_WHAT TO DO_. Seek out every line containing the word "документом", and copy each.

_MATERIAL PROVIDED_.
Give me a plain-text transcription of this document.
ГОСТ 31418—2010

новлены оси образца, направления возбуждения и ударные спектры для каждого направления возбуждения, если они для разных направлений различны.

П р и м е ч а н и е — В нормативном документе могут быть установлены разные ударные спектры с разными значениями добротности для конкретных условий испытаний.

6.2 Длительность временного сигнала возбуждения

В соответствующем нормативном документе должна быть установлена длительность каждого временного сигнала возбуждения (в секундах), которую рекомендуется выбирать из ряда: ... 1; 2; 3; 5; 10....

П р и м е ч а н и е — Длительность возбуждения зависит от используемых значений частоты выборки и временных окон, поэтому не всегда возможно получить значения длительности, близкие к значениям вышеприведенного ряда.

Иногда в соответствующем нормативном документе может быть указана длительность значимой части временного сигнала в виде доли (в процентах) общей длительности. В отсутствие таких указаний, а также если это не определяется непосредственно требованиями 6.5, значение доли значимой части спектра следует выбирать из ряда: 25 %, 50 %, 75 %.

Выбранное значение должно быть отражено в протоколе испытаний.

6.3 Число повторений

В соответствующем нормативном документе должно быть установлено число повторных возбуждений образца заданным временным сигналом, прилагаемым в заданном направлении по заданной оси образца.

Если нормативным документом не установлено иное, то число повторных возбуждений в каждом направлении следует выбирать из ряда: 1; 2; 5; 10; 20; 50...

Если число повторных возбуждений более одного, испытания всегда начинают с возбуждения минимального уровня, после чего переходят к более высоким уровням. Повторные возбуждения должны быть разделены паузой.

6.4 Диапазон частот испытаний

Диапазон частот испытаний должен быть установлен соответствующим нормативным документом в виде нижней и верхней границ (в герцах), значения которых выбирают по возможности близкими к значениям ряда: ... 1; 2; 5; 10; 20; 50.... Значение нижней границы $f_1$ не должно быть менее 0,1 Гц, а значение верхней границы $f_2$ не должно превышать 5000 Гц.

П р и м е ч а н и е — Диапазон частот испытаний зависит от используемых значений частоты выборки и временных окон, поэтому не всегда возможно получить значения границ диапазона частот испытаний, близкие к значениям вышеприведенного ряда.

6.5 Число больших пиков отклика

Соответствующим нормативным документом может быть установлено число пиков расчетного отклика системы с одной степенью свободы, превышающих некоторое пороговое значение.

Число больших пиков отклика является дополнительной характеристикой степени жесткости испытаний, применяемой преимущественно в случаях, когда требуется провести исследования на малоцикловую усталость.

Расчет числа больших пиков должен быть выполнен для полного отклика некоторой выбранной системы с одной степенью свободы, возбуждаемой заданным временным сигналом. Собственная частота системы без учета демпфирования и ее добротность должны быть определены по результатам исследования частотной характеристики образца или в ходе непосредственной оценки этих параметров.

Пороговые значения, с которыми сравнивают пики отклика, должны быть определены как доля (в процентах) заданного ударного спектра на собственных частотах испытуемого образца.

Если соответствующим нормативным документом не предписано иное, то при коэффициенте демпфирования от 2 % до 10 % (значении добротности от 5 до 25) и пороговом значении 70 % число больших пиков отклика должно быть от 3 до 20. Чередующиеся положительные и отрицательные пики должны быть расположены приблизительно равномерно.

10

_RIGHT ANSWER_.
Если нормативным документом не установлено иное, то число повторных возбуждений в каждом направлении следует выбирать из ряда: 1; 2; 5; 10; 20; 50...
Диапазон частот испытаний должен быть установлен соответствующим нормативным документом в виде нижней и верхней границ (в герцах), значения которых выбирают по возможности близкими к значениям ряда: ... 1; 2; 5; 10; 20; 50.... Значение нижней границы $f_1$ не должно быть менее 0,1 Гц, а значение верхней границы $f_2$ не должно превышать 5000 Гц.
Соответствующим нормативным документом может быть установлено число пиков расчетного отклика системы с одной степенью свободы, превышающих некоторое пороговое значение.
Если соответствующим нормативным документом не предписано иное, то при коэффициенте демпфирования от 2 % до 10 % (значении добротности от 5 до 25) и пороговом значении 70 % число больших пиков отклика должно быть от 3 до 20. Чередующиеся положительные и отрицательные пики должны быть расположены приблизительно равномерно.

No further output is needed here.